Given instruction: Reproduce the lines of the listing below as a numbered list with blank lines omitted, starting at its first line and stopping after the line that contains "650, 452, 680]".

Provided records:
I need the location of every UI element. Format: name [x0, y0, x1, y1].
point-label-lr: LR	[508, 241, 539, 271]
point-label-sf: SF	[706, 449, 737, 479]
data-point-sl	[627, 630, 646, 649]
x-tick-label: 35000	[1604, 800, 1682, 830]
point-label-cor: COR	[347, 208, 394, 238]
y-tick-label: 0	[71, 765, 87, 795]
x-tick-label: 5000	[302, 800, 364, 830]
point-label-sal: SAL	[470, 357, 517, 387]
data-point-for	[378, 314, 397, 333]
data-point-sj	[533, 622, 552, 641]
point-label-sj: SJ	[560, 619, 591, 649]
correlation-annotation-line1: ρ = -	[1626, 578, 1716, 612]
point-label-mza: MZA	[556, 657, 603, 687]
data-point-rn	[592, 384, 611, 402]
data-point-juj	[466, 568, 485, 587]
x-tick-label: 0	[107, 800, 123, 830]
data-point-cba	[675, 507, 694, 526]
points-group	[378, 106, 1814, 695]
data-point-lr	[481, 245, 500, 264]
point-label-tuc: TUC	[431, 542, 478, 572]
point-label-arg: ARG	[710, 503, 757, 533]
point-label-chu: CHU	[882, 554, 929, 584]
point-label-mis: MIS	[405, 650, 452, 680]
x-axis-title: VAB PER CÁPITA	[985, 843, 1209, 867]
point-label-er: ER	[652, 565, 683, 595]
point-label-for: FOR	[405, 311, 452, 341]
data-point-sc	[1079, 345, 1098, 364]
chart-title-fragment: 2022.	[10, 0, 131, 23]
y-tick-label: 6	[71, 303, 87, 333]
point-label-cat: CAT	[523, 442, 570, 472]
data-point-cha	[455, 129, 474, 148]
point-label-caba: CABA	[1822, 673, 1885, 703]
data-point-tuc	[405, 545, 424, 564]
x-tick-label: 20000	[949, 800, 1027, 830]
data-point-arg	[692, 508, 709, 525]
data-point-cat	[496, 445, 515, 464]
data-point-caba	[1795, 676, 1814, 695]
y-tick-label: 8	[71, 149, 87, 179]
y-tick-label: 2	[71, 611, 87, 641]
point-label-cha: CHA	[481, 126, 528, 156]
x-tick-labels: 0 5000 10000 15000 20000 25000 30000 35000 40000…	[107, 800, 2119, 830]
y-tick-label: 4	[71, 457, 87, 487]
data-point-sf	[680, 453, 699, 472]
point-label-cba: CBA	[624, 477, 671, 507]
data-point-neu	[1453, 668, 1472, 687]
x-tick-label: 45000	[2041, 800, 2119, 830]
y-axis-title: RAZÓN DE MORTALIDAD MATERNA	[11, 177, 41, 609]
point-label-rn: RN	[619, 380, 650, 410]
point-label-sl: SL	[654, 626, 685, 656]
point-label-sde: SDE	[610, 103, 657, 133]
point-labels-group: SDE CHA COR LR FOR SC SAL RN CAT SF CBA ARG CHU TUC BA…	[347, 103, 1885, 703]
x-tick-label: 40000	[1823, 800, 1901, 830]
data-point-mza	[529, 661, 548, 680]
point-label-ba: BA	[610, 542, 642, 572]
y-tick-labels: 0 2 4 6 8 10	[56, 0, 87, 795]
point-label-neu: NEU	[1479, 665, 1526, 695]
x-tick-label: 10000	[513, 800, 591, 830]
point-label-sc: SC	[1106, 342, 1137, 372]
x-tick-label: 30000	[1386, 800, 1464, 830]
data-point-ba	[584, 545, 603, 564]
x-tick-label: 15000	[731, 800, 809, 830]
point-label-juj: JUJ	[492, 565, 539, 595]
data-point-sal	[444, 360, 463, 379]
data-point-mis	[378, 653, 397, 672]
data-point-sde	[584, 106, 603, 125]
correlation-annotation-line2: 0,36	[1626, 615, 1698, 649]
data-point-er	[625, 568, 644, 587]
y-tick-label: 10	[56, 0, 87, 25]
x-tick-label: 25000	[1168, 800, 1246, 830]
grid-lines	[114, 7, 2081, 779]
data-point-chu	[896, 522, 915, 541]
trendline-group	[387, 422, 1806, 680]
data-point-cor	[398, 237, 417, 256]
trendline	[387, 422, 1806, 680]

Result below:
1. I need the location of every UI element. Format: name [x0, y0, x1, y1].
2. point-label-lr: LR	[508, 241, 539, 271]
3. point-label-sf: SF	[706, 449, 737, 479]
4. data-point-sl	[627, 630, 646, 649]
5. x-tick-label: 35000	[1604, 800, 1682, 830]
6. point-label-cor: COR	[347, 208, 394, 238]
7. y-tick-label: 0	[71, 765, 87, 795]
8. x-tick-label: 5000	[302, 800, 364, 830]
9. point-label-sal: SAL	[470, 357, 517, 387]
10. data-point-for	[378, 314, 397, 333]
11. data-point-sj	[533, 622, 552, 641]
12. point-label-sj: SJ	[560, 619, 591, 649]
13. correlation-annotation-line1: ρ = -	[1626, 578, 1716, 612]
14. point-label-mza: MZA	[556, 657, 603, 687]
15. data-point-rn	[592, 384, 611, 402]
16. data-point-juj	[466, 568, 485, 587]
17. x-tick-label: 0	[107, 800, 123, 830]
18. data-point-cba	[675, 507, 694, 526]
19. points-group	[378, 106, 1814, 695]
20. data-point-lr	[481, 245, 500, 264]
21. point-label-tuc: TUC	[431, 542, 478, 572]
22. point-label-arg: ARG	[710, 503, 757, 533]
23. point-label-chu: CHU	[882, 554, 929, 584]
24. point-label-mis: MIS	[405, 650, 452, 680]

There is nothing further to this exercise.